▶ Exercise requirements
Scan the records for the string "oxalate" and copy every line that holds it.

[Document page data]
BEGIN
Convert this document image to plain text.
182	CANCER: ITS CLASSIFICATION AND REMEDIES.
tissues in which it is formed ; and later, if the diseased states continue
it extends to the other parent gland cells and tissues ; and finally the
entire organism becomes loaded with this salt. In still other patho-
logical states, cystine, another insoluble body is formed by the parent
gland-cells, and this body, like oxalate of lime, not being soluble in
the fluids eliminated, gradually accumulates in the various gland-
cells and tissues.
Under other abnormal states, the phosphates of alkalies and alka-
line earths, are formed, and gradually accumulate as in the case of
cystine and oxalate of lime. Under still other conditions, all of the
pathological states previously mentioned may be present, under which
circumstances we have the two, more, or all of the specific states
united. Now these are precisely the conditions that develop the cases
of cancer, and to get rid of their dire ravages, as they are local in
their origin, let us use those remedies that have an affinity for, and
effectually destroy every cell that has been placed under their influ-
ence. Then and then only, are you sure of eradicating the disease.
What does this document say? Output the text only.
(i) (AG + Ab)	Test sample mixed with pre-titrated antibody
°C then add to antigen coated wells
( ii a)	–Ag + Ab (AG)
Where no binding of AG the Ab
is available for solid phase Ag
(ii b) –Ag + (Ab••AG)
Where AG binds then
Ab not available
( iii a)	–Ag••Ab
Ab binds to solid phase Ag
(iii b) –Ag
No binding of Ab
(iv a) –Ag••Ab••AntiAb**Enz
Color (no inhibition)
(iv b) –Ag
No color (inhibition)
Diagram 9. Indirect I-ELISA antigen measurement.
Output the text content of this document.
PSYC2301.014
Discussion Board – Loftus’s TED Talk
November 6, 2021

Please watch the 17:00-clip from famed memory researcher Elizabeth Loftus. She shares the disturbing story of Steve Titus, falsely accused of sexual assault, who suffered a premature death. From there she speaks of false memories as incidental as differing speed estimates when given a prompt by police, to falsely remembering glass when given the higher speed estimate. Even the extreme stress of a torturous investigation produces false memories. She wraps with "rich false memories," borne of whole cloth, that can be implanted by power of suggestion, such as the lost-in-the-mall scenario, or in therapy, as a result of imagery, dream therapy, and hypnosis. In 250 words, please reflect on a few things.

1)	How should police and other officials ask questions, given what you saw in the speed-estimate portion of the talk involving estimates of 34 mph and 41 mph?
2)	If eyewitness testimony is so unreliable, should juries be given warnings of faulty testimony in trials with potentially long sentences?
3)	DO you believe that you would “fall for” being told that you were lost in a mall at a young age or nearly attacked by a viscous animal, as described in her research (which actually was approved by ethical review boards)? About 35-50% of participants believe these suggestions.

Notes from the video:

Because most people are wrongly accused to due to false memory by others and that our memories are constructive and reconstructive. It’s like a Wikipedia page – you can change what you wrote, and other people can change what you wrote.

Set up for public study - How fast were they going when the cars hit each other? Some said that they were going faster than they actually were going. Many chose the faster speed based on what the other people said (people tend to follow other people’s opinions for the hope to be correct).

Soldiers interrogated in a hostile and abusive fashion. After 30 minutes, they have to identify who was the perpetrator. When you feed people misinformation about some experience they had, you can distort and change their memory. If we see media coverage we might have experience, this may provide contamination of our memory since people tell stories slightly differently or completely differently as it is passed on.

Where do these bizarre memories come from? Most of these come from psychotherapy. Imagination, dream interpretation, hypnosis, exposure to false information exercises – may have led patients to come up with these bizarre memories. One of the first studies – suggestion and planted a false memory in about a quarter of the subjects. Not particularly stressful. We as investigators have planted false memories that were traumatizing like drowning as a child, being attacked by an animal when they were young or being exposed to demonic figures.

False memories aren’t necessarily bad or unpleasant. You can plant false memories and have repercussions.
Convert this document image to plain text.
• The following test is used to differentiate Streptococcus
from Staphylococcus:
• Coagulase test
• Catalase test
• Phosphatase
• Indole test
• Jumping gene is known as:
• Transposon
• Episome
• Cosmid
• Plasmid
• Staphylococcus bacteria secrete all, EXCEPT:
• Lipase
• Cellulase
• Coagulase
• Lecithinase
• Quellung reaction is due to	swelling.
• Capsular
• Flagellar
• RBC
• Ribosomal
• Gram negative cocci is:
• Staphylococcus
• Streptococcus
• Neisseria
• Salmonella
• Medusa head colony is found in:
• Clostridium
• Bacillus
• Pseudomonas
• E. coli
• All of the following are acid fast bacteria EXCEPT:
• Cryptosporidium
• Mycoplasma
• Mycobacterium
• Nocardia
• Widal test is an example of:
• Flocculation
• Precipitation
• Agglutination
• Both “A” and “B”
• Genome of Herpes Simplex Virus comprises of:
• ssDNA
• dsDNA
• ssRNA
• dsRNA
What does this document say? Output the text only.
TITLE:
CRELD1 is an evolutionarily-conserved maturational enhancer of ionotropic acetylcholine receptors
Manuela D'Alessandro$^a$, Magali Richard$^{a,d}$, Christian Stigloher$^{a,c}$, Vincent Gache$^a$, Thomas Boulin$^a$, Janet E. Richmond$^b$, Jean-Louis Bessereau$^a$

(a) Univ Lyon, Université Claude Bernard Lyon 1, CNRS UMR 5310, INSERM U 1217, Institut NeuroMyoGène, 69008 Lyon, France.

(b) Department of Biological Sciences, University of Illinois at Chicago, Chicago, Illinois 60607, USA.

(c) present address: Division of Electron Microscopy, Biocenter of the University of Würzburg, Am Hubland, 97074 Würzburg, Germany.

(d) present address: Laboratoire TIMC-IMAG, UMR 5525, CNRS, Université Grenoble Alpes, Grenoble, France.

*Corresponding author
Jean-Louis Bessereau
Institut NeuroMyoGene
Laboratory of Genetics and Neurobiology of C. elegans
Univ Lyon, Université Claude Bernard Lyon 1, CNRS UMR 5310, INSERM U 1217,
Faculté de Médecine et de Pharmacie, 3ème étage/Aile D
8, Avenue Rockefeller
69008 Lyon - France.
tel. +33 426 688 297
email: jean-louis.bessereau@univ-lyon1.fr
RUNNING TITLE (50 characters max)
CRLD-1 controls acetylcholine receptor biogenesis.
END
▶ Exercise output
gland-cells, and this body, like oxalate of lime, not being soluble in
cystine and oxalate of lime. Under still other conditions, all of the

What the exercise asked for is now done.